**Objective**:
Quote the entries that follow exactly, leaving none out.

**Extracted data**:
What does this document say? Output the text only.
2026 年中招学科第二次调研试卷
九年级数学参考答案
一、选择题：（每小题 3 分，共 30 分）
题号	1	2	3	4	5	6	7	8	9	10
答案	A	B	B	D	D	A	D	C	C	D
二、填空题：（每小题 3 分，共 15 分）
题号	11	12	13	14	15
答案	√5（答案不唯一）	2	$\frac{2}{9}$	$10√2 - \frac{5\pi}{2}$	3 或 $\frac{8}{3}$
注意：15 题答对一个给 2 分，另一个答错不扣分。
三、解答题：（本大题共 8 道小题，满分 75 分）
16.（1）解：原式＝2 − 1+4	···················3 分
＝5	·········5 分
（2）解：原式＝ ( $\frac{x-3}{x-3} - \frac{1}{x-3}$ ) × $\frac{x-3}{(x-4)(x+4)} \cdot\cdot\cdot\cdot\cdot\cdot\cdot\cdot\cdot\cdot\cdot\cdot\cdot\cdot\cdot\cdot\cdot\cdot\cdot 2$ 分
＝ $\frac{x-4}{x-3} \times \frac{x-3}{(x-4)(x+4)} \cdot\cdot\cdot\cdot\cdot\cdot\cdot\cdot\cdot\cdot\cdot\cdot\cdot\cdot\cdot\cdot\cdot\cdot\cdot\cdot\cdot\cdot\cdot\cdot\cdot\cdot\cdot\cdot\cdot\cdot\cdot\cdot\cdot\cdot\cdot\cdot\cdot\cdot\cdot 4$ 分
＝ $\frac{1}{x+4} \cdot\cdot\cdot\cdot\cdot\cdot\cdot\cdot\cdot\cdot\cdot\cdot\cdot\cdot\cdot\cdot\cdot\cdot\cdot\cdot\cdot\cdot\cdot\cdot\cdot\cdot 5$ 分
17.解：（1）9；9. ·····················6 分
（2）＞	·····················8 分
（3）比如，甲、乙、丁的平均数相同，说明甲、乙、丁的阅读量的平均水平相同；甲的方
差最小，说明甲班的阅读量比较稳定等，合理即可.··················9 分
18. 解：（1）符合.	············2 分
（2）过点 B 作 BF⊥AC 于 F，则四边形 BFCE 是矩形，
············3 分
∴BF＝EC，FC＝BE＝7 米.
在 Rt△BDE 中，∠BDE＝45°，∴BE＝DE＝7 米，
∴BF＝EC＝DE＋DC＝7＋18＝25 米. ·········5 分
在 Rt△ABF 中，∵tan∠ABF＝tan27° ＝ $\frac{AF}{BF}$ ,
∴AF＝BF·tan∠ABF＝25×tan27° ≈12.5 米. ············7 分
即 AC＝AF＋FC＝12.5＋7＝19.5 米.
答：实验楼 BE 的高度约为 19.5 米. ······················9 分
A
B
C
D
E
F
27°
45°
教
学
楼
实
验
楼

**Response to the exercise**:
What does this document say? Output the text only.
2026 年中招学科第二次调研试卷
九年级数学参考答案
一、选择题：（每小题 3 分，共 30 分）
题号	1	2	3	4	5	6	7	8	9	10
答案	A	B	B	D	D	A	D	C	C	D
二、填空题：（每小题 3 分，共 15 分）
题号	11	12	13	14	15
答案	√5（答案不唯一）	2	$\frac{2}{9}$	$10√2 - \frac{5\pi}{2}$	3 或 $\frac{8}{3}$
注意：15 题答对一个给 2 分，另一个答错不扣分。
三、解答题：（本大题共 8 道小题，满分 75 分）
16.（1）解：原式＝2 − 1+4	···················3 分
＝5	·········5 分
（2）解：原式＝ ( $\frac{x-3}{x-3} - \frac{1}{x-3}$ ) × $\frac{x-3}{(x-4)(x+4)} \cdot\cdot\cdot\cdot\cdot\cdot\cdot\cdot\cdot\cdot\cdot\cdot\cdot\cdot\cdot\cdot\cdot\cdot\cdot 2$ 分
＝ $\frac{x-4}{x-3} \times \frac{x-3}{(x-4)(x+4)} \cdot\cdot\cdot\cdot\cdot\cdot\cdot\cdot\cdot\cdot\cdot\cdot\cdot\cdot\cdot\cdot\cdot\cdot\cdot\cdot\cdot\cdot\cdot\cdot\cdot\cdot\cdot\cdot\cdot\cdot\cdot\cdot\cdot\cdot\cdot\cdot\cdot\cdot\cdot 4$ 分
＝ $\frac{1}{x+4} \cdot\cdot\cdot\cdot\cdot\cdot\cdot\cdot\cdot\cdot\cdot\cdot\cdot\cdot\cdot\cdot\cdot\cdot\cdot\cdot\cdot\cdot\cdot\cdot\cdot\cdot 5$ 分
17.解：（1）9；9. ·····················6 分
（2）＞	·····················8 分
（3）比如，甲、乙、丁的平均数相同，说明甲、乙、丁的阅读量的平均水平相同；甲的方
差最小，说明甲班的阅读量比较稳定等，合理即可.··················9 分
18. 解：（1）符合.	············2 分
（2）过点 B 作 BF⊥AC 于 F，则四边形 BFCE 是矩形，
············3 分
∴BF＝EC，FC＝BE＝7 米.
在 Rt△BDE 中，∠BDE＝45°，∴BE＝DE＝7 米，
∴BF＝EC＝DE＋DC＝7＋18＝25 米. ·········5 分
在 Rt△ABF 中，∵tan∠ABF＝tan27° ＝ $\frac{AF}{BF}$ ,
∴AF＝BF·tan∠ABF＝25×tan27° ≈12.5 米. ············7 分
即 AC＝AF＋FC＝12.5＋7＝19.5 米.
答：实验楼 BE 的高度约为 19.5 米. ······················9 分
A
B
C
D
E
F
27°
45°
教
学
楼
实
验
楼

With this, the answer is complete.